EXERCISE MATERIALS.
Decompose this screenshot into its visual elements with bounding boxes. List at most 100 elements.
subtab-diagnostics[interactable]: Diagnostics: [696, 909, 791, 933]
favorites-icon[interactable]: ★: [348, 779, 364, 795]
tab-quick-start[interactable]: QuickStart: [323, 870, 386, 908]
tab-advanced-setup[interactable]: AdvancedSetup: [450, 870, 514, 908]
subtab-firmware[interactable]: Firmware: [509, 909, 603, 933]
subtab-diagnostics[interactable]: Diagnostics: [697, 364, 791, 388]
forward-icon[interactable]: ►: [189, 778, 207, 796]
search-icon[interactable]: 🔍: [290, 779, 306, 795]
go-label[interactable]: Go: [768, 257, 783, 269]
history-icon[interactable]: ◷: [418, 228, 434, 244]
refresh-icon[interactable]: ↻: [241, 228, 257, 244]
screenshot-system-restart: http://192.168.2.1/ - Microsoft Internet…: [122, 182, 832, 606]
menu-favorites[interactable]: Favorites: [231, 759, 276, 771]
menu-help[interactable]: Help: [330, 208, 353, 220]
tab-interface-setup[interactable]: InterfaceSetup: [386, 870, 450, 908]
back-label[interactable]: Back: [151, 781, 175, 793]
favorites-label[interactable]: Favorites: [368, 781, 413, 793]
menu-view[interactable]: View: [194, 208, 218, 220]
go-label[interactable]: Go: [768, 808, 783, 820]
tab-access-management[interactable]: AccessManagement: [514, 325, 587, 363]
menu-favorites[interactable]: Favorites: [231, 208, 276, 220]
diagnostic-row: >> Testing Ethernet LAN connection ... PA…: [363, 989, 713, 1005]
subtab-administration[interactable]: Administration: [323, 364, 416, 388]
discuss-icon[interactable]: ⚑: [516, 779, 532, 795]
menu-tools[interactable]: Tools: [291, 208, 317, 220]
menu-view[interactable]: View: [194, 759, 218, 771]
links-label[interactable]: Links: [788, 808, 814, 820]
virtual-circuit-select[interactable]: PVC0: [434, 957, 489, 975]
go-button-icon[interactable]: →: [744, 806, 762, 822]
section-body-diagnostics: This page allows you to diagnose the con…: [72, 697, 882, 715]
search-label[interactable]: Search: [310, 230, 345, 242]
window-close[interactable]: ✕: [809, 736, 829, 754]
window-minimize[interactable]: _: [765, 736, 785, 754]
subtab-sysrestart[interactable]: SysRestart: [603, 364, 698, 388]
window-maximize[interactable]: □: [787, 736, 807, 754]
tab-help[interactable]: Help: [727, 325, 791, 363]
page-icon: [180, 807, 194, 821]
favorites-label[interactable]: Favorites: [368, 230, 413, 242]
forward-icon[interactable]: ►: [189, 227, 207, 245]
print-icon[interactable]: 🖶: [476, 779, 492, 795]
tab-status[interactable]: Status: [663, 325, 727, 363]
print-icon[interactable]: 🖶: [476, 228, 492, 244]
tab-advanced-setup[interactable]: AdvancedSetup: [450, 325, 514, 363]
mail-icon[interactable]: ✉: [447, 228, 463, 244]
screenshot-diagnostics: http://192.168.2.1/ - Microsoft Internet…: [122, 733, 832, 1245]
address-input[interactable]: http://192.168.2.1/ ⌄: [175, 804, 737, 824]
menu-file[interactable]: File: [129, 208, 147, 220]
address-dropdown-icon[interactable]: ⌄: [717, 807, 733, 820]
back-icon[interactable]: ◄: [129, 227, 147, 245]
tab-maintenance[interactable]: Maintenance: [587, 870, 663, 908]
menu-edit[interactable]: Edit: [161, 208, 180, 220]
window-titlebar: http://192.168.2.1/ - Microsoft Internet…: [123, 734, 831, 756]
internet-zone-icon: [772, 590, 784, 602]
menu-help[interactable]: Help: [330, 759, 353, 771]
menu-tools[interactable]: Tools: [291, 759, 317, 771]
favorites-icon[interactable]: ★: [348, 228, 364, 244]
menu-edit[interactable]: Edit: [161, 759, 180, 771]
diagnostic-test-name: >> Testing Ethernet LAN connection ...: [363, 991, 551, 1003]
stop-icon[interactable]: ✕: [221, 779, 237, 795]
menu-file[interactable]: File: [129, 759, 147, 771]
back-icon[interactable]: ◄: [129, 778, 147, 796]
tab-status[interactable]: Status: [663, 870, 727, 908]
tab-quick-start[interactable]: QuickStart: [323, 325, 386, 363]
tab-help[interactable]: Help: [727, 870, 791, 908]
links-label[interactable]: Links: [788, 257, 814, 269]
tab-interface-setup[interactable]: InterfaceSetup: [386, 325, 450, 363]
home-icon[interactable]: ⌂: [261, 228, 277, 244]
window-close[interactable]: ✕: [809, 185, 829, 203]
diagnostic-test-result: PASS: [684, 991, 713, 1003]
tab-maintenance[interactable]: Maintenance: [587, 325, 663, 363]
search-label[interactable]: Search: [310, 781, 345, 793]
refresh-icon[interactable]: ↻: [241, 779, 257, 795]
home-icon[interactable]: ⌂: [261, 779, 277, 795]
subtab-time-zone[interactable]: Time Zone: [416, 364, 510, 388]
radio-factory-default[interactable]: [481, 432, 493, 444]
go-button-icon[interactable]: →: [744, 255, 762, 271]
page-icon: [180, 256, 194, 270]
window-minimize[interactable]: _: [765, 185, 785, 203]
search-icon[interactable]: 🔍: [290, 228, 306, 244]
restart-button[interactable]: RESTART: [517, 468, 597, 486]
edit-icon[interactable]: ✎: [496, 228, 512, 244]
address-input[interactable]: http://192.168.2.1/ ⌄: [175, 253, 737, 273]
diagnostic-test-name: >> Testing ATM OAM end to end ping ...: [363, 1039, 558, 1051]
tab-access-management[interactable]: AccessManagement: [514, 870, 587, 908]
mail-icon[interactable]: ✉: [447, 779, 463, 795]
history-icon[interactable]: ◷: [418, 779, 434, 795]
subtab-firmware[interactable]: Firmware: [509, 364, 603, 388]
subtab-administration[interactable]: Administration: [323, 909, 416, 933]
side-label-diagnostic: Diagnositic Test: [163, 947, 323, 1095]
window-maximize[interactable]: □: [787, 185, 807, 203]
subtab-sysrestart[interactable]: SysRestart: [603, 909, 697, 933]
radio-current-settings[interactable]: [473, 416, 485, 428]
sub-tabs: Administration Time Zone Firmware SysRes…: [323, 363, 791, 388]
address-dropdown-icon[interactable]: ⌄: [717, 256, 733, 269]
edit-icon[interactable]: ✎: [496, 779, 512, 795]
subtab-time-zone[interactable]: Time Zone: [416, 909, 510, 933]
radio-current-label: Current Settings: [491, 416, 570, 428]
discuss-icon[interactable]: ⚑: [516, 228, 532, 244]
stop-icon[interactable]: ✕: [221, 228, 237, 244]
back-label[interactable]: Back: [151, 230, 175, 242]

EXERCISE DESCRIPTION. Edit the entries above so that every "menu-favorites" becomes "menu-bookmarks", and reproduce everything else unchanged.

SOLUTION.
Decompose this screenshot into its visual elements with bounding boxes. List at most 100 elements.
subtab-diagnostics[interactable]: Diagnostics: [696, 909, 791, 933]
favorites-icon[interactable]: ★: [348, 779, 364, 795]
tab-quick-start[interactable]: QuickStart: [323, 870, 386, 908]
tab-advanced-setup[interactable]: AdvancedSetup: [450, 870, 514, 908]
subtab-firmware[interactable]: Firmware: [509, 909, 603, 933]
subtab-diagnostics[interactable]: Diagnostics: [697, 364, 791, 388]
forward-icon[interactable]: ►: [189, 778, 207, 796]
search-icon[interactable]: 🔍: [290, 779, 306, 795]
go-label[interactable]: Go: [768, 257, 783, 269]
history-icon[interactable]: ◷: [418, 228, 434, 244]
refresh-icon[interactable]: ↻: [241, 228, 257, 244]
screenshot-system-restart: http://192.168.2.1/ - Microsoft Internet…: [122, 182, 832, 606]
menu-bookmarks[interactable]: Favorites: [231, 759, 276, 771]
menu-help[interactable]: Help: [330, 208, 353, 220]
tab-interface-setup[interactable]: InterfaceSetup: [386, 870, 450, 908]
back-label[interactable]: Back: [151, 781, 175, 793]
favorites-label[interactable]: Favorites: [368, 781, 413, 793]
menu-view[interactable]: View: [194, 208, 218, 220]
go-label[interactable]: Go: [768, 808, 783, 820]
tab-access-management[interactable]: AccessManagement: [514, 325, 587, 363]
menu-bookmarks[interactable]: Favorites: [231, 208, 276, 220]
diagnostic-row: >> Testing Ethernet LAN connection ... PA…: [363, 989, 713, 1005]
subtab-administration[interactable]: Administration: [323, 364, 416, 388]
discuss-icon[interactable]: ⚑: [516, 779, 532, 795]
menu-tools[interactable]: Tools: [291, 208, 317, 220]
menu-view[interactable]: View: [194, 759, 218, 771]
links-label[interactable]: Links: [788, 808, 814, 820]
virtual-circuit-select[interactable]: PVC0: [434, 957, 489, 975]
go-button-icon[interactable]: →: [744, 806, 762, 822]
section-body-diagnostics: This page allows you to diagnose the con…: [72, 697, 882, 715]
search-label[interactable]: Search: [310, 230, 345, 242]
window-close[interactable]: ✕: [809, 736, 829, 754]
window-minimize[interactable]: _: [765, 736, 785, 754]
subtab-sysrestart[interactable]: SysRestart: [603, 364, 698, 388]
window-maximize[interactable]: □: [787, 736, 807, 754]
tab-help[interactable]: Help: [727, 325, 791, 363]
page-icon: [180, 807, 194, 821]
favorites-label[interactable]: Favorites: [368, 230, 413, 242]
forward-icon[interactable]: ►: [189, 227, 207, 245]
print-icon[interactable]: 🖶: [476, 779, 492, 795]
tab-status[interactable]: Status: [663, 325, 727, 363]
print-icon[interactable]: 🖶: [476, 228, 492, 244]
tab-advanced-setup[interactable]: AdvancedSetup: [450, 325, 514, 363]
mail-icon[interactable]: ✉: [447, 228, 463, 244]
screenshot-diagnostics: http://192.168.2.1/ - Microsoft Internet…: [122, 733, 832, 1245]
address-input[interactable]: http://192.168.2.1/ ⌄: [175, 804, 737, 824]
menu-file[interactable]: File: [129, 208, 147, 220]
address-dropdown-icon[interactable]: ⌄: [717, 807, 733, 820]
back-icon[interactable]: ◄: [129, 227, 147, 245]
tab-maintenance[interactable]: Maintenance: [587, 870, 663, 908]
menu-edit[interactable]: Edit: [161, 208, 180, 220]
window-titlebar: http://192.168.2.1/ - Microsoft Internet…: [123, 734, 831, 756]
internet-zone-icon: [772, 590, 784, 602]
menu-help[interactable]: Help: [330, 759, 353, 771]
menu-tools[interactable]: Tools: [291, 759, 317, 771]
favorites-icon[interactable]: ★: [348, 228, 364, 244]
menu-edit[interactable]: Edit: [161, 759, 180, 771]
diagnostic-test-name: >> Testing Ethernet LAN connection ...: [363, 991, 551, 1003]
stop-icon[interactable]: ✕: [221, 779, 237, 795]
menu-file[interactable]: File: [129, 759, 147, 771]
back-icon[interactable]: ◄: [129, 778, 147, 796]
tab-status[interactable]: Status: [663, 870, 727, 908]
tab-quick-start[interactable]: QuickStart: [323, 325, 386, 363]
tab-help[interactable]: Help: [727, 870, 791, 908]
links-label[interactable]: Links: [788, 257, 814, 269]
tab-interface-setup[interactable]: InterfaceSetup: [386, 325, 450, 363]
home-icon[interactable]: ⌂: [261, 228, 277, 244]
window-close[interactable]: ✕: [809, 185, 829, 203]
diagnostic-test-result: PASS: [684, 991, 713, 1003]
tab-maintenance[interactable]: Maintenance: [587, 325, 663, 363]
search-label[interactable]: Search: [310, 781, 345, 793]
refresh-icon[interactable]: ↻: [241, 779, 257, 795]
home-icon[interactable]: ⌂: [261, 779, 277, 795]
subtab-time-zone[interactable]: Time Zone: [416, 364, 510, 388]
radio-factory-default[interactable]: [481, 432, 493, 444]
go-button-icon[interactable]: →: [744, 255, 762, 271]
page-icon: [180, 256, 194, 270]
window-minimize[interactable]: _: [765, 185, 785, 203]
search-icon[interactable]: 🔍: [290, 228, 306, 244]
restart-button[interactable]: RESTART: [517, 468, 597, 486]
edit-icon[interactable]: ✎: [496, 228, 512, 244]
address-input[interactable]: http://192.168.2.1/ ⌄: [175, 253, 737, 273]
diagnostic-test-name: >> Testing ATM OAM end to end ping ...: [363, 1039, 558, 1051]
tab-access-management[interactable]: AccessManagement: [514, 870, 587, 908]
mail-icon[interactable]: ✉: [447, 779, 463, 795]
history-icon[interactable]: ◷: [418, 779, 434, 795]
subtab-firmware[interactable]: Firmware: [509, 364, 603, 388]
subtab-administration[interactable]: Administration: [323, 909, 416, 933]
side-label-diagnostic: Diagnositic Test: [163, 947, 323, 1095]
window-maximize[interactable]: □: [787, 185, 807, 203]
subtab-sysrestart[interactable]: SysRestart: [603, 909, 697, 933]
radio-current-settings[interactable]: [473, 416, 485, 428]
sub-tabs: Administration Time Zone Firmware SysRes…: [323, 363, 791, 388]
address-dropdown-icon[interactable]: ⌄: [717, 256, 733, 269]
edit-icon[interactable]: ✎: [496, 779, 512, 795]
subtab-time-zone[interactable]: Time Zone: [416, 909, 510, 933]
radio-current-label: Current Settings: [491, 416, 570, 428]
discuss-icon[interactable]: ⚑: [516, 228, 532, 244]
stop-icon[interactable]: ✕: [221, 228, 237, 244]
back-label[interactable]: Back: [151, 230, 175, 242]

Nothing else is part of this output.